PROBLEM STATEMENT = Omit every picture and write out the rest of the records exactly.

PROVIDED ENTRIES =
- - -
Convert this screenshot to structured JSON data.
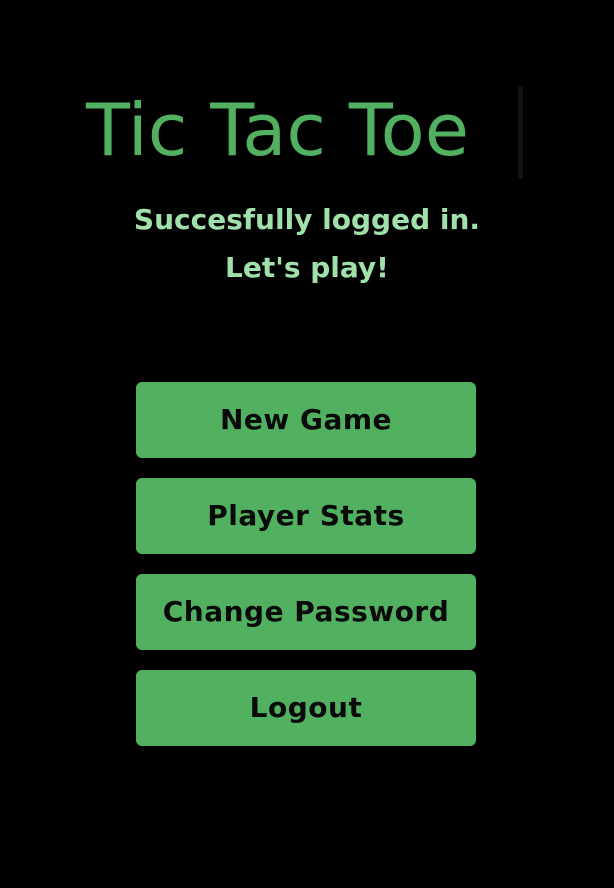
{
  "app": {
    "title": "Tic Tac Toe"
  },
  "status": {
    "line1": "Succesfully logged in.",
    "line2": "Let's play!"
  },
  "menu": {
    "new_game": "New Game",
    "player_stats": "Player Stats",
    "change_password": "Change Password",
    "logout": "Logout"
  },
  "colors": {
    "background": "#000000",
    "accent": "#52b061",
    "subtitle": "#9fe0ab",
    "button_text": "#0a0a0a"
  }
}
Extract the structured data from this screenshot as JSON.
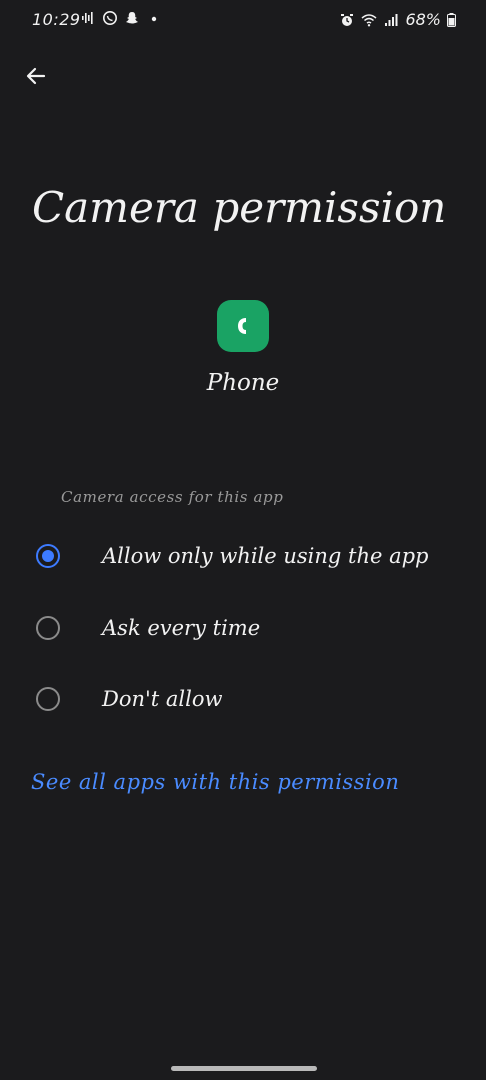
{
  "status_bar": {
    "time": "10:29",
    "left_icons": [
      "audio-wave-icon",
      "whatsapp-icon",
      "snapchat-icon",
      "dot-icon"
    ],
    "right_icons": [
      "alarm-icon",
      "wifi-icon",
      "signal-icon",
      "battery-icon"
    ],
    "battery_text": "68%"
  },
  "header": {
    "back_icon": "back-arrow-icon",
    "title": "Camera permission"
  },
  "app": {
    "name": "Phone",
    "icon": "phone-app-icon",
    "icon_color": "#1aa364"
  },
  "section": {
    "label": "Camera access for this app"
  },
  "options": [
    {
      "label": "Allow only while using the app",
      "selected": true
    },
    {
      "label": "Ask every time",
      "selected": false
    },
    {
      "label": "Don't allow",
      "selected": false
    }
  ],
  "link": {
    "label": "See all apps with this permission"
  },
  "colors": {
    "background": "#1b1b1d",
    "accent": "#3d7bff",
    "link": "#4a8bff"
  }
}
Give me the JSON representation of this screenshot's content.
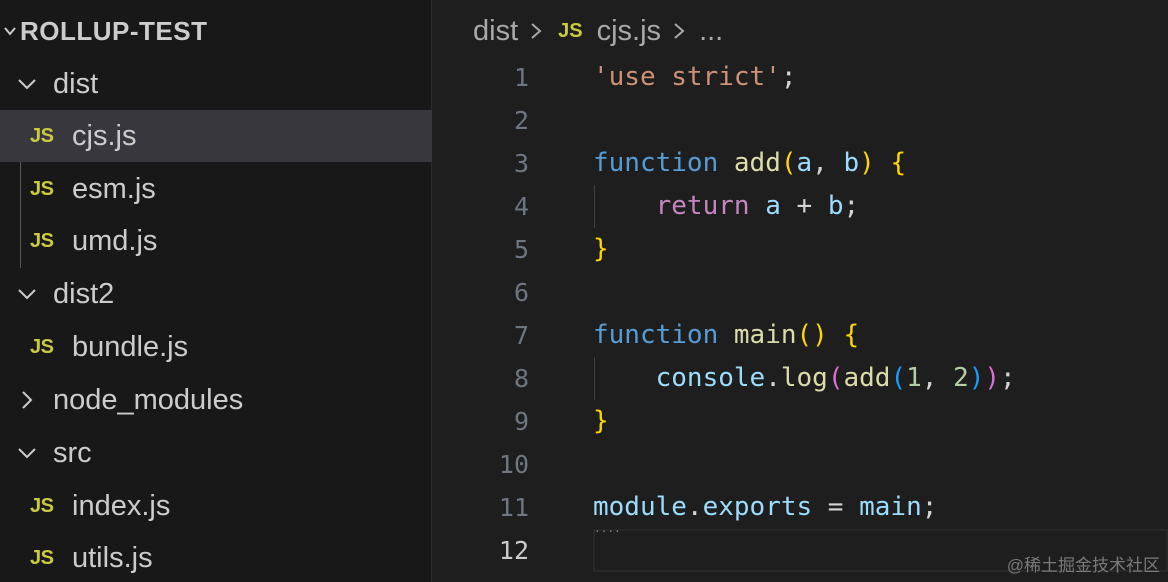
{
  "explorer": {
    "project_title": "ROLLUP-TEST",
    "items": [
      {
        "label": "dist",
        "kind": "folder",
        "state": "open"
      },
      {
        "label": "cjs.js",
        "kind": "file",
        "badge": "JS",
        "selected": true
      },
      {
        "label": "esm.js",
        "kind": "file",
        "badge": "JS"
      },
      {
        "label": "umd.js",
        "kind": "file",
        "badge": "JS"
      },
      {
        "label": "dist2",
        "kind": "folder",
        "state": "open"
      },
      {
        "label": "bundle.js",
        "kind": "file",
        "badge": "JS"
      },
      {
        "label": "node_modules",
        "kind": "folder",
        "state": "closed"
      },
      {
        "label": "src",
        "kind": "folder",
        "state": "open"
      },
      {
        "label": "index.js",
        "kind": "file",
        "badge": "JS"
      },
      {
        "label": "utils.js",
        "kind": "file",
        "badge": "JS"
      }
    ]
  },
  "breadcrumb": {
    "folder": "dist",
    "file_badge": "JS",
    "file": "cjs.js",
    "more": "..."
  },
  "editor": {
    "line_numbers": [
      "1",
      "2",
      "3",
      "4",
      "5",
      "6",
      "7",
      "8",
      "9",
      "10",
      "11",
      "12"
    ],
    "active_line": "12",
    "lines": [
      [
        "'use strict'",
        ";"
      ],
      [],
      [
        "function",
        " ",
        "add",
        "(",
        "a",
        ", ",
        "b",
        ")",
        " ",
        "{"
      ],
      [
        "    ",
        "return",
        " ",
        "a",
        " + ",
        "b",
        ";"
      ],
      [
        "}"
      ],
      [],
      [
        "function",
        " ",
        "main",
        "(",
        ")",
        " ",
        "{"
      ],
      [
        "    ",
        "console",
        ".",
        "log",
        "(",
        "add",
        "(",
        "1",
        ", ",
        "2",
        ")",
        ")",
        ";"
      ],
      [
        "}"
      ],
      [],
      [
        "module",
        ".",
        "exports",
        " = ",
        "main",
        ";"
      ],
      []
    ]
  },
  "watermark": "@稀土掘金技术社区",
  "colors": {
    "sidebar_bg": "#181818",
    "editor_bg": "#1e1e1e",
    "selected_row": "#37373d",
    "js_badge": "#cbcb41",
    "string": "#ce9178",
    "keyword": "#569cd6",
    "function": "#dcdcaa",
    "variable": "#9cdcfe",
    "control": "#c586c0",
    "number": "#b5cea8"
  }
}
- - -
THE ANSWER =
Convert this screenshot to structured JSON data.
{
  "app": {
    "title": "Tic Tac Toe"
  },
  "status": {
    "line1": "Succesfully logged in.",
    "line2": "Let's play!"
  },
  "menu": {
    "new_game": "New Game",
    "player_stats": "Player Stats",
    "change_password": "Change Password",
    "logout": "Logout"
  },
  "colors": {
    "background": "#000000",
    "accent": "#52b061",
    "subtitle": "#9fe0ab",
    "button_text": "#0a0a0a"
  }
}
Extract the structured data from this screenshot as JSON.
{
  "status_bar": {
    "time": "10:29",
    "left_icons": [
      "audio-wave-icon",
      "whatsapp-icon",
      "snapchat-icon",
      "dot-icon"
    ],
    "right_icons": [
      "alarm-icon",
      "wifi-icon",
      "signal-icon",
      "battery-icon"
    ],
    "battery_text": "68%"
  },
  "header": {
    "back_icon": "back-arrow-icon",
    "title": "Camera permission"
  },
  "app": {
    "name": "Phone",
    "icon": "phone-app-icon",
    "icon_color": "#1aa364"
  },
  "section": {
    "label": "Camera access for this app"
  },
  "options": [
    {
      "label": "Allow only while using the app",
      "selected": true
    },
    {
      "label": "Ask every time",
      "selected": false
    },
    {
      "label": "Don't allow",
      "selected": false
    }
  ],
  "link": {
    "label": "See all apps with this permission"
  },
  "colors": {
    "background": "#1b1b1d",
    "accent": "#3d7bff",
    "link": "#4a8bff"
  }
}
Give me the JSON representation of this screenshot's content.
{
  "explorer": {
    "project_title": "ROLLUP-TEST",
    "items": [
      {
        "label": "dist",
        "kind": "folder",
        "state": "open"
      },
      {
        "label": "cjs.js",
        "kind": "file",
        "badge": "JS",
        "selected": true
      },
      {
        "label": "esm.js",
        "kind": "file",
        "badge": "JS"
      },
      {
        "label": "umd.js",
        "kind": "file",
        "badge": "JS"
      },
      {
        "label": "dist2",
        "kind": "folder",
        "state": "open"
      },
      {
        "label": "bundle.js",
        "kind": "file",
        "badge": "JS"
      },
      {
        "label": "node_modules",
        "kind": "folder",
        "state": "closed"
      },
      {
        "label": "src",
        "kind": "folder",
        "state": "open"
      },
      {
        "label": "index.js",
        "kind": "file",
        "badge": "JS"
      },
      {
        "label": "utils.js",
        "kind": "file",
        "badge": "JS"
      }
    ]
  },
  "breadcrumb": {
    "folder": "dist",
    "file_badge": "JS",
    "file": "cjs.js",
    "more": "..."
  },
  "editor": {
    "line_numbers": [
      "1",
      "2",
      "3",
      "4",
      "5",
      "6",
      "7",
      "8",
      "9",
      "10",
      "11",
      "12"
    ],
    "active_line": "12",
    "lines": [
      [
        "'use strict'",
        ";"
      ],
      [],
      [
        "function",
        " ",
        "add",
        "(",
        "a",
        ", ",
        "b",
        ")",
        " ",
        "{"
      ],
      [
        "    ",
        "return",
        " ",
        "a",
        " + ",
        "b",
        ";"
      ],
      [
        "}"
      ],
      [],
      [
        "function",
        " ",
        "main",
        "(",
        ")",
        " ",
        "{"
      ],
      [
        "    ",
        "console",
        ".",
        "log",
        "(",
        "add",
        "(",
        "1",
        ", ",
        "2",
        ")",
        ")",
        ";"
      ],
      [
        "}"
      ],
      [],
      [
        "module",
        ".",
        "exports",
        " = ",
        "main",
        ";"
      ],
      []
    ]
  },
  "watermark": "@稀土掘金技术社区",
  "colors": {
    "sidebar_bg": "#181818",
    "editor_bg": "#1e1e1e",
    "selected_row": "#37373d",
    "js_badge": "#cbcb41",
    "string": "#ce9178",
    "keyword": "#569cd6",
    "function": "#dcdcaa",
    "variable": "#9cdcfe",
    "control": "#c586c0",
    "number": "#b5cea8"
  }
}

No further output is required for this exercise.